* **YOUR GOAL**:
Leaving out all images, write out the records that follow exactly.

* **DATA FOR THIS TASK**:
________________

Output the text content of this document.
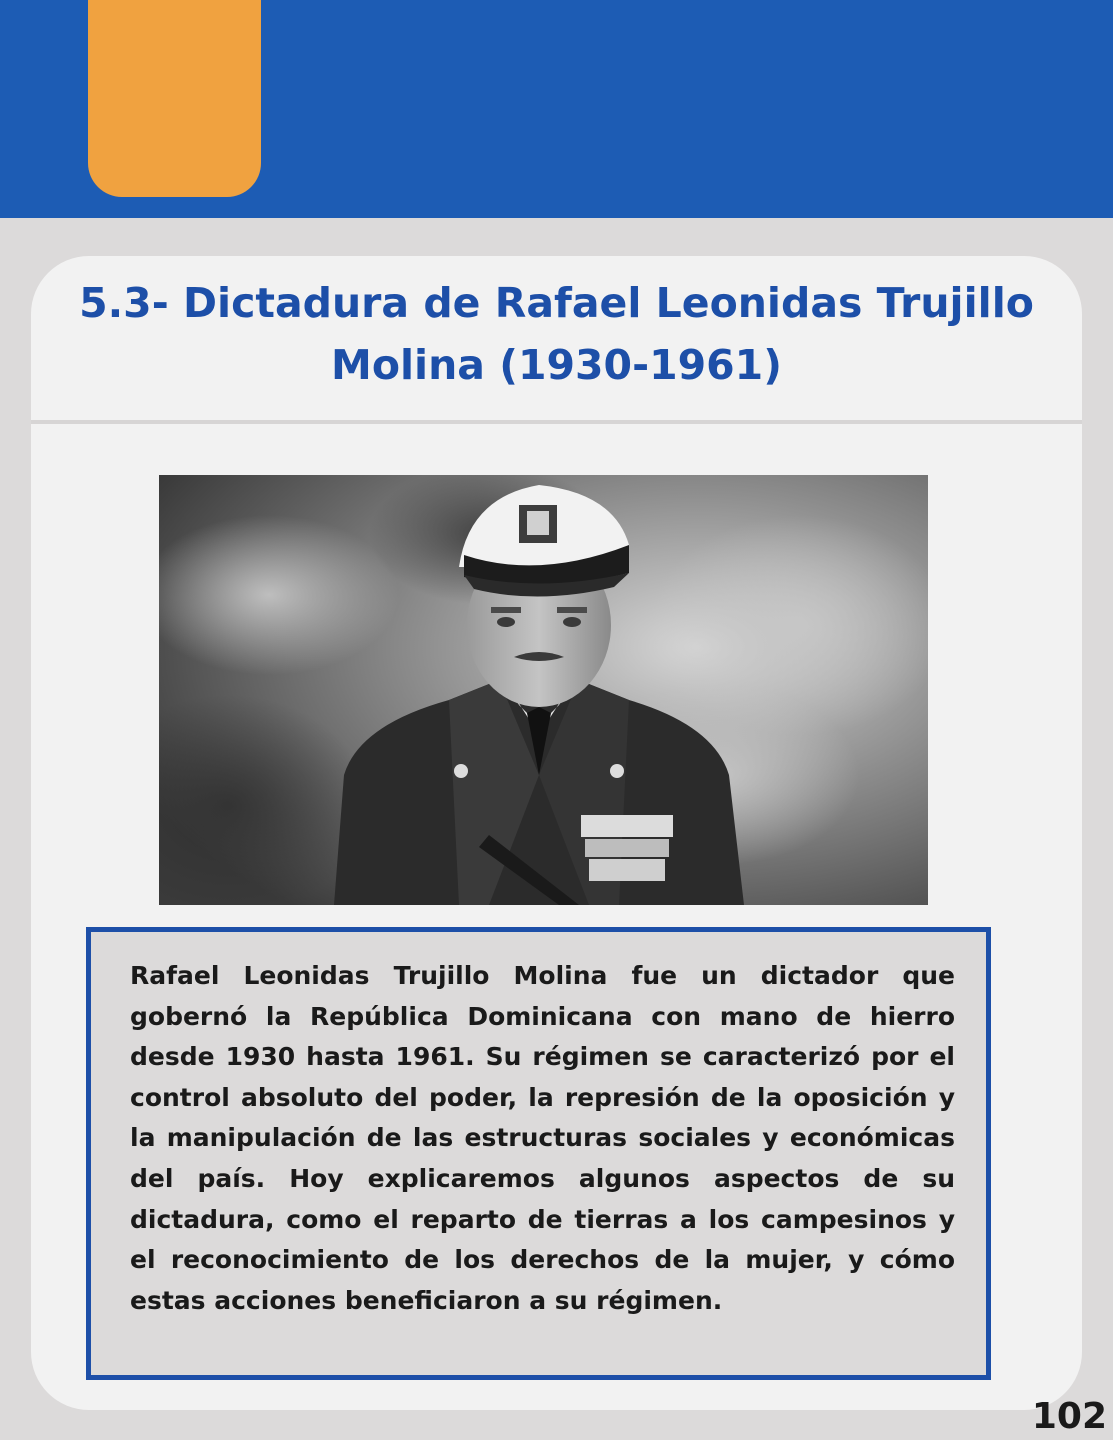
5.3- Dictadura de Rafael Leonidas Trujillo
Molina (1930-1961)

Rafael Leonidas Trujillo Molina fue un dictador que gobernó la República Dominicana con mano de hierro desde 1930 hasta 1961. Su régimen se caracterizó por el control absoluto del poder, la represión de la oposición y la manipulación de las estructuras sociales y económicas del país. Hoy explicaremos algunos aspectos de su dictadura, como el reparto de tierras a los campesinos y el reconocimiento de los derechos de la mujer, y cómo estas acciones beneficiaron a su régimen.

102
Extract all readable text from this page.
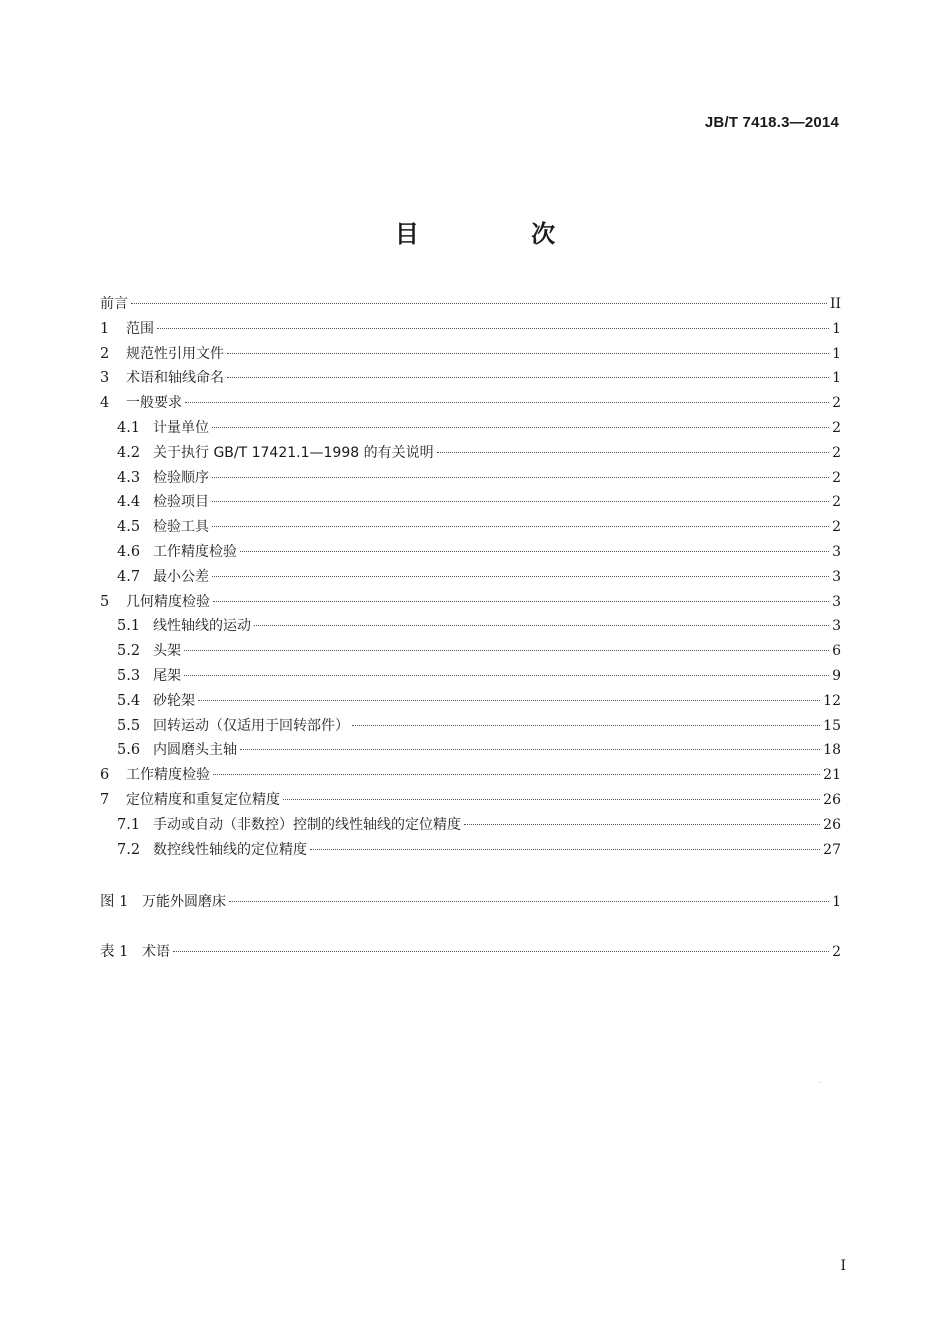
JB/T 7418.3—2014
目 次
前言	II
1	范围	1
2	规范性引用文件	1
3	术语和轴线命名	1
4	一般要求	2
4.1 计量单位	2
4.2 关于执行 GB/T 17421.1—1998 的有关说明	2
4.3 检验顺序	2
4.4 检验项目	2
4.5 检验工具	2
4.6 工作精度检验	3
4.7 最小公差	3
5	几何精度检验	3
5.1 线性轴线的运动	3
5.2 头架	6
5.3 尾架	9
5.4 砂轮架	12
5.5 回转运动（仅适用于回转部件）	15
5.6 内圆磨头主轴	18
6	工作精度检验	21
7	定位精度和重复定位精度	26
7.1 手动或自动（非数控）控制的线性轴线的定位精度	26
7.2 数控线性轴线的定位精度	27
图 1 万能外圆磨床	1
表 1 术语	2
I
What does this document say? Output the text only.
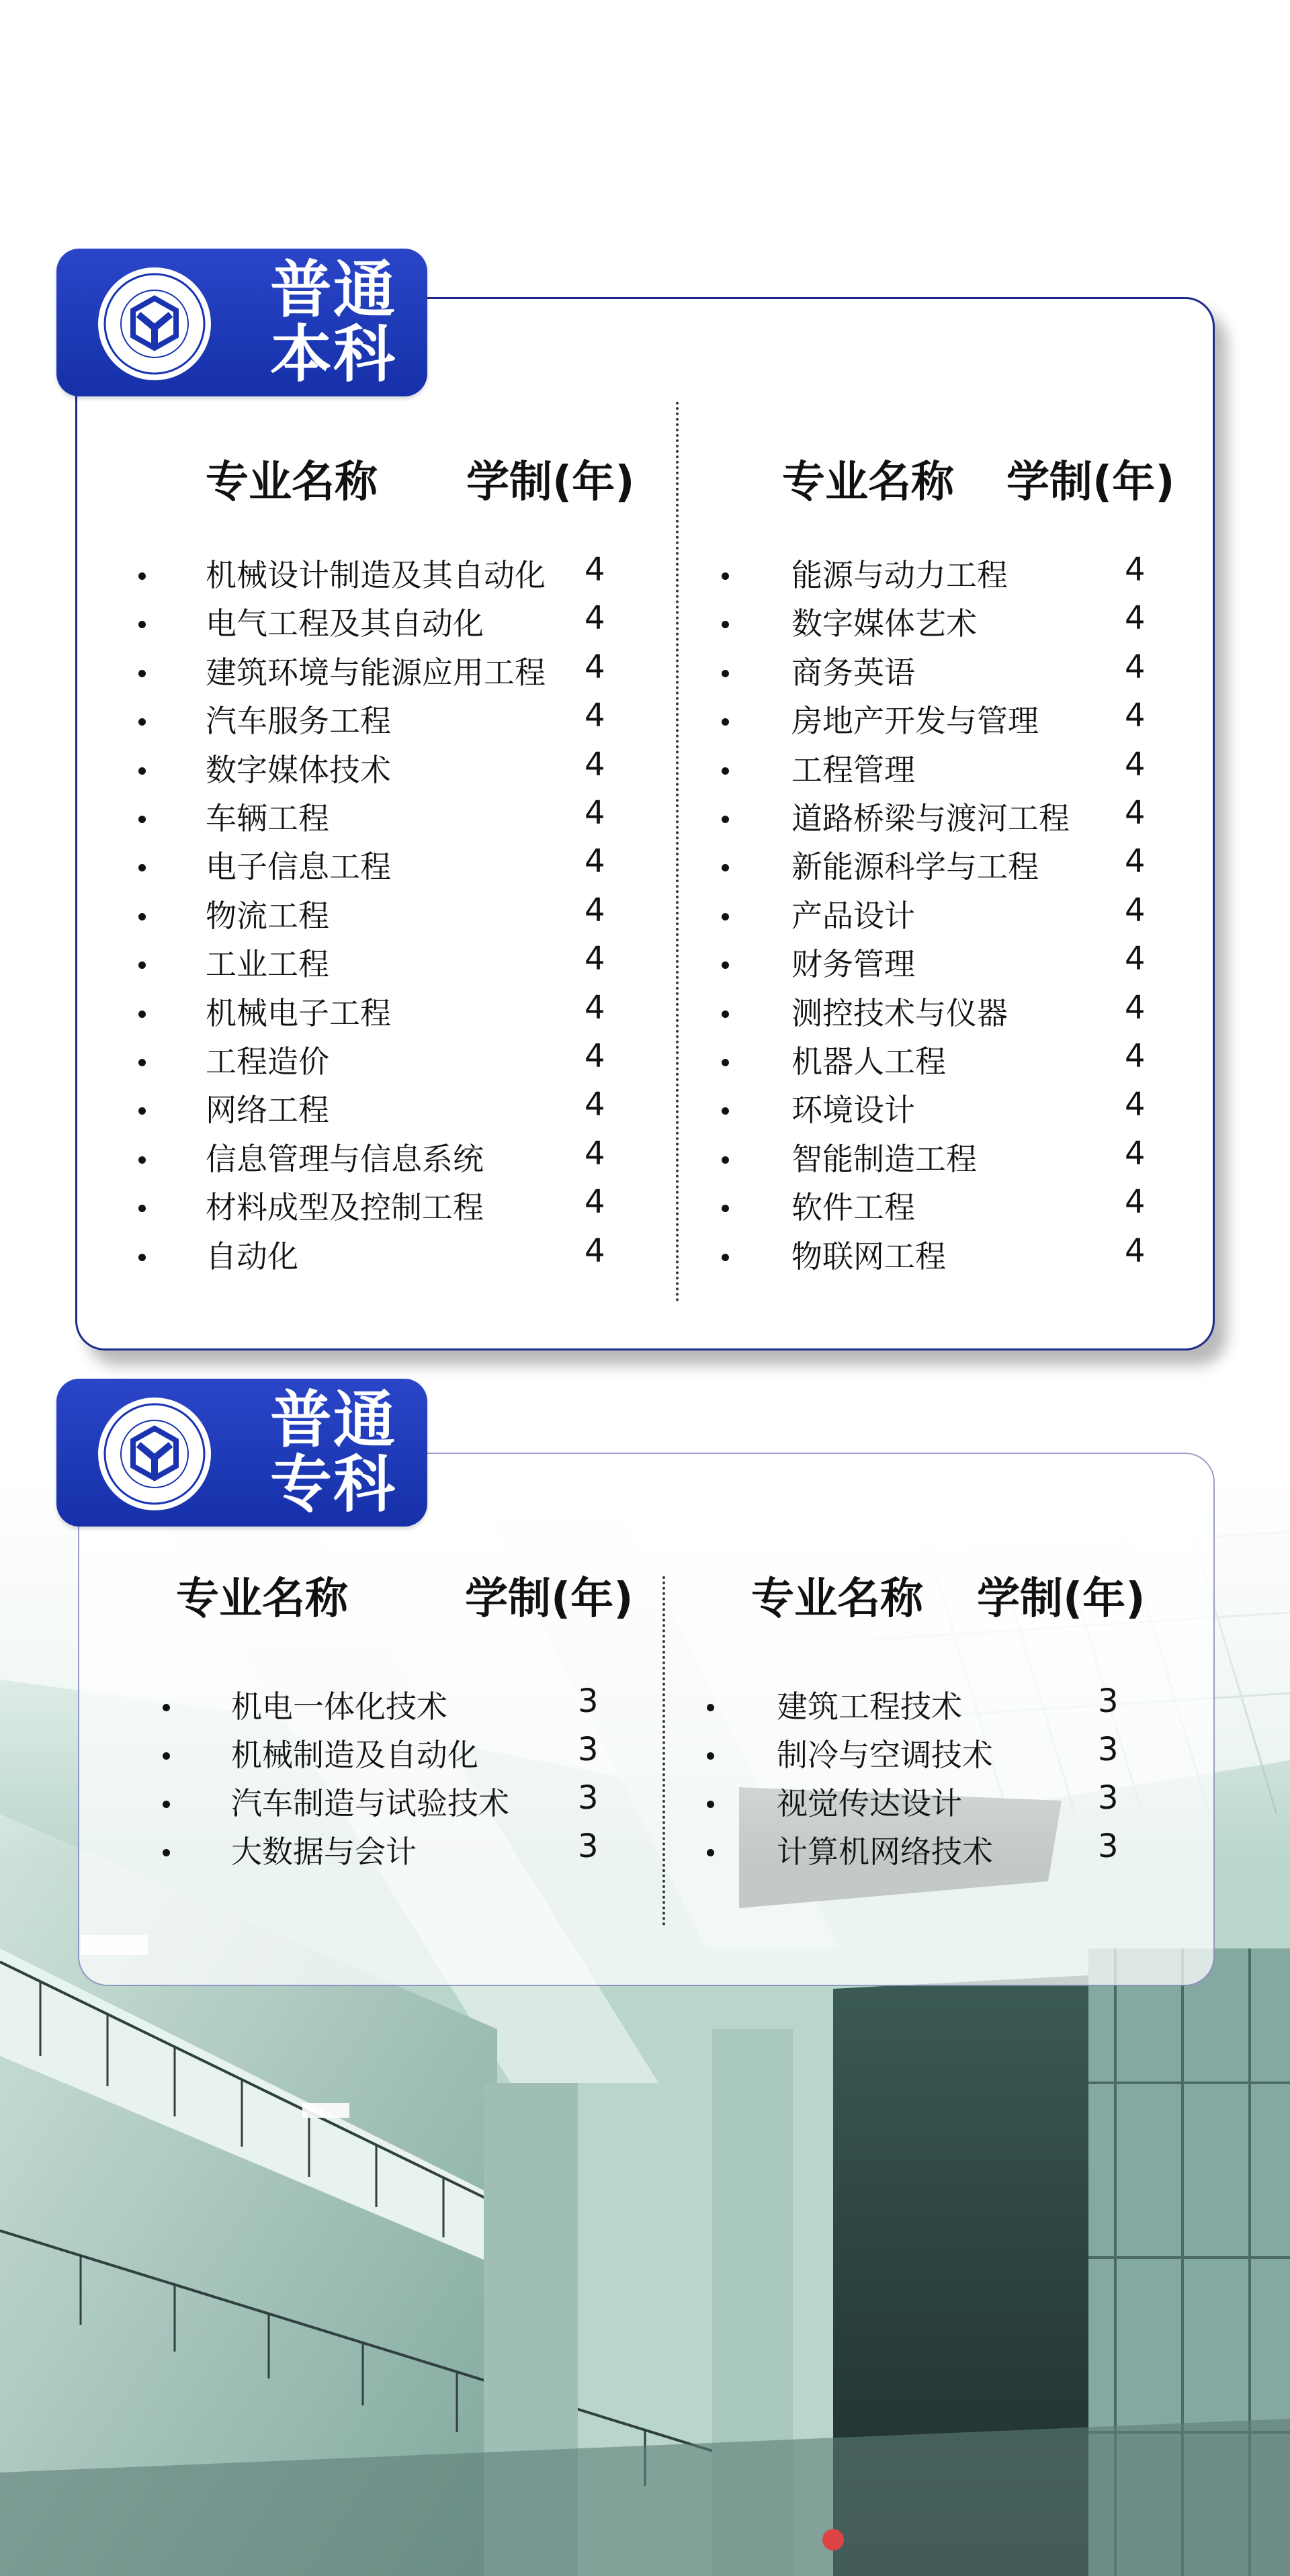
普通
本科
专业名称 学制(年)	专业名称 学制(年)
机械设计制造及其自动化 4
电气工程及其自动化	4
建筑环境与能源应用工程 4
汽车服务工程	4
数字媒体技术	4
车辆工程	4
电子信息工程	4
物流工程	4
工业工程	4
机械电子工程	4
工程造价	4
网络工程	4
信息管理与信息系统	4
材料成型及控制工程	4
自动化	4
能源与动力工程	4
数字媒体艺术	4
商务英语	4
房地产开发与管理	4
工程管理	4
道路桥梁与渡河工程 4
新能源科学与工程	4
产品设计	4
财务管理	4
测控技术与仪器	4
机器人工程	4
环境设计	4
智能制造工程	4
软件工程	4
物联网工程	4
普通
专科
专业名称	学制(年)	专业名称 学制(年)
机电一体化技术	3
机械制造及自动化	3
汽车制造与试验技术 3
大数据与会计	3
建筑工程技术	3
制冷与空调技术	3
视觉传达设计	3
计算机网络技术	3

________________

* **OUTPUT OF THE EXERCISE**:
Output the text content of this document.
5.3- Dictadura de Rafael Leonidas Trujillo
Molina (1930-1961)

Rafael Leonidas Trujillo Molina fue un dictador que gobernó la República Dominicana con mano de hierro desde 1930 hasta 1961. Su régimen se caracterizó por el control absoluto del poder, la represión de la oposición y la manipulación de las estructuras sociales y económicas del país. Hoy explicaremos algunos aspectos de su dictadura, como el reparto de tierras a los campesinos y el reconocimiento de los derechos de la mujer, y cómo estas acciones beneficiaron a su régimen.

102
Extract all readable text from this page.
JB/T 7418.3—2014
目 次
前言	II
1	范围	1
2	规范性引用文件	1
3	术语和轴线命名	1
4	一般要求	2
4.1 计量单位	2
4.2 关于执行 GB/T 17421.1—1998 的有关说明	2
4.3 检验顺序	2
4.4 检验项目	2
4.5 检验工具	2
4.6 工作精度检验	3
4.7 最小公差	3
5	几何精度检验	3
5.1 线性轴线的运动	3
5.2 头架	6
5.3 尾架	9
5.4 砂轮架	12
5.5 回转运动（仅适用于回转部件）	15
5.6 内圆磨头主轴	18
6	工作精度检验	21
7	定位精度和重复定位精度	26
7.1 手动或自动（非数控）控制的线性轴线的定位精度	26
7.2 数控线性轴线的定位精度	27
图 1 万能外圆磨床	1
表 1 术语	2
I
What does this document say? Output the text only.
普通
本科
专业名称 学制(年)	专业名称 学制(年)
机械设计制造及其自动化 4
电气工程及其自动化	4
建筑环境与能源应用工程 4
汽车服务工程	4
数字媒体技术	4
车辆工程	4
电子信息工程	4
物流工程	4
工业工程	4
机械电子工程	4
工程造价	4
网络工程	4
信息管理与信息系统	4
材料成型及控制工程	4
自动化	4
能源与动力工程	4
数字媒体艺术	4
商务英语	4
房地产开发与管理	4
工程管理	4
道路桥梁与渡河工程 4
新能源科学与工程	4
产品设计	4
财务管理	4
测控技术与仪器	4
机器人工程	4
环境设计	4
智能制造工程	4
软件工程	4
物联网工程	4
普通
专科
专业名称	学制(年)	专业名称 学制(年)
机电一体化技术	3
机械制造及自动化	3
汽车制造与试验技术 3
大数据与会计	3
建筑工程技术	3
制冷与空调技术	3
视觉传达设计	3
计算机网络技术	3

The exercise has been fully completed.